> Task prompt:
Give every entry again, unchanged, and leave its images out.
------
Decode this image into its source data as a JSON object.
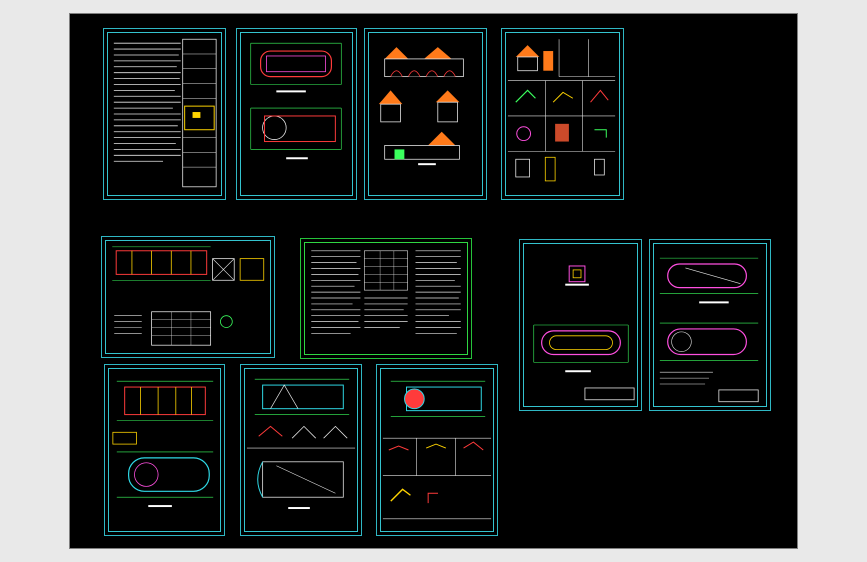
{
  "viewer": {
    "background_color": "#000000",
    "frame_color": "#2fb7c4",
    "accent_colors": [
      "#ff3b3b",
      "#ffd400",
      "#3bff5e",
      "#ff4fe0",
      "#ffffff",
      "#2fd9e6"
    ]
  },
  "sheets": [
    {
      "id": "s1",
      "kind": "text-notes",
      "frame": "cyan"
    },
    {
      "id": "s2",
      "kind": "plan-pair",
      "frame": "cyan"
    },
    {
      "id": "s3",
      "kind": "elevations",
      "frame": "cyan"
    },
    {
      "id": "s4",
      "kind": "details",
      "frame": "cyan"
    },
    {
      "id": "s5",
      "kind": "structure-plan",
      "frame": "cyan"
    },
    {
      "id": "s6",
      "kind": "text-notes-wide",
      "frame": "green"
    },
    {
      "id": "s7",
      "kind": "oval-plan",
      "frame": "cyan"
    },
    {
      "id": "s8",
      "kind": "oval-plan-pair",
      "frame": "cyan"
    },
    {
      "id": "s9",
      "kind": "plan-pair-b",
      "frame": "cyan"
    },
    {
      "id": "s10",
      "kind": "roof-plan",
      "frame": "cyan"
    },
    {
      "id": "s11",
      "kind": "detail-grid",
      "frame": "cyan"
    }
  ]
}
------
> Response to this exercise:
Decode this image into its source data as a JSON object.
{
  "viewer": {
    "background_color": "#000000",
    "frame_color": "#2fb7c4",
    "accent_colors": [
      "#ff3b3b",
      "#ffd400",
      "#3bff5e",
      "#ff4fe0",
      "#ffffff",
      "#2fd9e6"
    ]
  },
  "sheets": [
    {
      "id": "s1",
      "kind": "text-notes",
      "frame": "cyan"
    },
    {
      "id": "s2",
      "kind": "plan-pair",
      "frame": "cyan"
    },
    {
      "id": "s3",
      "kind": "elevations",
      "frame": "cyan"
    },
    {
      "id": "s4",
      "kind": "details",
      "frame": "cyan"
    },
    {
      "id": "s5",
      "kind": "structure-plan",
      "frame": "cyan"
    },
    {
      "id": "s6",
      "kind": "text-notes-wide",
      "frame": "green"
    },
    {
      "id": "s7",
      "kind": "oval-plan",
      "frame": "cyan"
    },
    {
      "id": "s8",
      "kind": "oval-plan-pair",
      "frame": "cyan"
    },
    {
      "id": "s9",
      "kind": "plan-pair-b",
      "frame": "cyan"
    },
    {
      "id": "s10",
      "kind": "roof-plan",
      "frame": "cyan"
    },
    {
      "id": "s11",
      "kind": "detail-grid",
      "frame": "cyan"
    }
  ]
}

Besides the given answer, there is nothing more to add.